START Records

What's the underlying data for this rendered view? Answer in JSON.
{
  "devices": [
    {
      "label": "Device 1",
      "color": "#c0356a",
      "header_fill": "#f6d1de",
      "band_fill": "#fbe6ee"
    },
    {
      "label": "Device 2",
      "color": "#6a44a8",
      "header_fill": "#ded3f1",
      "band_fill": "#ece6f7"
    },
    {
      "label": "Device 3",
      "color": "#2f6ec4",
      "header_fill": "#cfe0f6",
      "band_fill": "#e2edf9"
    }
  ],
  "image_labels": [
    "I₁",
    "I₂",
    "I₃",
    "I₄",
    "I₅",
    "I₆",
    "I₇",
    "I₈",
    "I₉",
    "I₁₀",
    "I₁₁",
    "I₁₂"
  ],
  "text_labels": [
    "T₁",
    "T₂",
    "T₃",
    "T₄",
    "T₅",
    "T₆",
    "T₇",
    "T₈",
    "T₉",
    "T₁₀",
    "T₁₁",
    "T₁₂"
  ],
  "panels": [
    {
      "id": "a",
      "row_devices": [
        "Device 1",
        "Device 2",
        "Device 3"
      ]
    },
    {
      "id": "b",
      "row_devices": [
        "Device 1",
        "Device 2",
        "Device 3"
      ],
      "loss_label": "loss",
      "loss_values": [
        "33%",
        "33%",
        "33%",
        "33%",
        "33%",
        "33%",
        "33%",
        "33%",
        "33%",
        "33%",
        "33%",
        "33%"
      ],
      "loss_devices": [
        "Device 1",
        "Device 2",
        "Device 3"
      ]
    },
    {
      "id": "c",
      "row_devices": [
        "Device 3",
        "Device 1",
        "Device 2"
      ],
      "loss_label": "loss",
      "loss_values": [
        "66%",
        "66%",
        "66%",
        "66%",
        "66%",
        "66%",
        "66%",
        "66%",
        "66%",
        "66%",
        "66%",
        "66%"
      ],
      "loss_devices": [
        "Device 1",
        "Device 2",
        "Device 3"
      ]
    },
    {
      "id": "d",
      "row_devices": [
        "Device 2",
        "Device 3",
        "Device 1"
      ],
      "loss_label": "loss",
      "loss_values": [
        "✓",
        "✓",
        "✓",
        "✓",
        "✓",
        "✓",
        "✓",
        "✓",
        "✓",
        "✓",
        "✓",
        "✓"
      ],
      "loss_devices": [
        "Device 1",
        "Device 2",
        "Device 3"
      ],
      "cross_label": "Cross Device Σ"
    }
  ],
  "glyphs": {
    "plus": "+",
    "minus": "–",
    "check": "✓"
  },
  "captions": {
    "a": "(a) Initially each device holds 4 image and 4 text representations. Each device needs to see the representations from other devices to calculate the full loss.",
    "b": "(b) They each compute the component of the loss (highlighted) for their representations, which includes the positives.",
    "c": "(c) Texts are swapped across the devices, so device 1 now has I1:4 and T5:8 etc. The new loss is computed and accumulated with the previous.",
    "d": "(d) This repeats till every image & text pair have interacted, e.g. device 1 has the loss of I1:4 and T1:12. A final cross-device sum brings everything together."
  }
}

END Records

Produce a verbatim transcription of the entries above.

What's the underlying data for this rendered view? Answer in JSON.
{
  "devices": [
    {
      "label": "Device 1",
      "color": "#c0356a",
      "header_fill": "#f6d1de",
      "band_fill": "#fbe6ee"
    },
    {
      "label": "Device 2",
      "color": "#6a44a8",
      "header_fill": "#ded3f1",
      "band_fill": "#ece6f7"
    },
    {
      "label": "Device 3",
      "color": "#2f6ec4",
      "header_fill": "#cfe0f6",
      "band_fill": "#e2edf9"
    }
  ],
  "image_labels": [
    "I₁",
    "I₂",
    "I₃",
    "I₄",
    "I₅",
    "I₆",
    "I₇",
    "I₈",
    "I₉",
    "I₁₀",
    "I₁₁",
    "I₁₂"
  ],
  "text_labels": [
    "T₁",
    "T₂",
    "T₃",
    "T₄",
    "T₅",
    "T₆",
    "T₇",
    "T₈",
    "T₉",
    "T₁₀",
    "T₁₁",
    "T₁₂"
  ],
  "panels": [
    {
      "id": "a",
      "row_devices": [
        "Device 1",
        "Device 2",
        "Device 3"
      ]
    },
    {
      "id": "b",
      "row_devices": [
        "Device 1",
        "Device 2",
        "Device 3"
      ],
      "loss_label": "loss",
      "loss_values": [
        "33%",
        "33%",
        "33%",
        "33%",
        "33%",
        "33%",
        "33%",
        "33%",
        "33%",
        "33%",
        "33%",
        "33%"
      ],
      "loss_devices": [
        "Device 1",
        "Device 2",
        "Device 3"
      ]
    },
    {
      "id": "c",
      "row_devices": [
        "Device 3",
        "Device 1",
        "Device 2"
      ],
      "loss_label": "loss",
      "loss_values": [
        "66%",
        "66%",
        "66%",
        "66%",
        "66%",
        "66%",
        "66%",
        "66%",
        "66%",
        "66%",
        "66%",
        "66%"
      ],
      "loss_devices": [
        "Device 1",
        "Device 2",
        "Device 3"
      ]
    },
    {
      "id": "d",
      "row_devices": [
        "Device 2",
        "Device 3",
        "Device 1"
      ],
      "loss_label": "loss",
      "loss_values": [
        "✓",
        "✓",
        "✓",
        "✓",
        "✓",
        "✓",
        "✓",
        "✓",
        "✓",
        "✓",
        "✓",
        "✓"
      ],
      "loss_devices": [
        "Device 1",
        "Device 2",
        "Device 3"
      ],
      "cross_label": "Cross Device Σ"
    }
  ],
  "glyphs": {
    "plus": "+",
    "minus": "–",
    "check": "✓"
  },
  "captions": {
    "a": "(a) Initially each device holds 4 image and 4 text representations. Each device needs to see the representations from other devices to calculate the full loss.",
    "b": "(b) They each compute the component of the loss (highlighted) for their representations, which includes the positives.",
    "c": "(c) Texts are swapped across the devices, so device 1 now has I1:4 and T5:8 etc. The new loss is computed and accumulated with the previous.",
    "d": "(d) This repeats till every image & text pair have interacted, e.g. device 1 has the loss of I1:4 and T1:12. A final cross-device sum brings everything together."
  }
}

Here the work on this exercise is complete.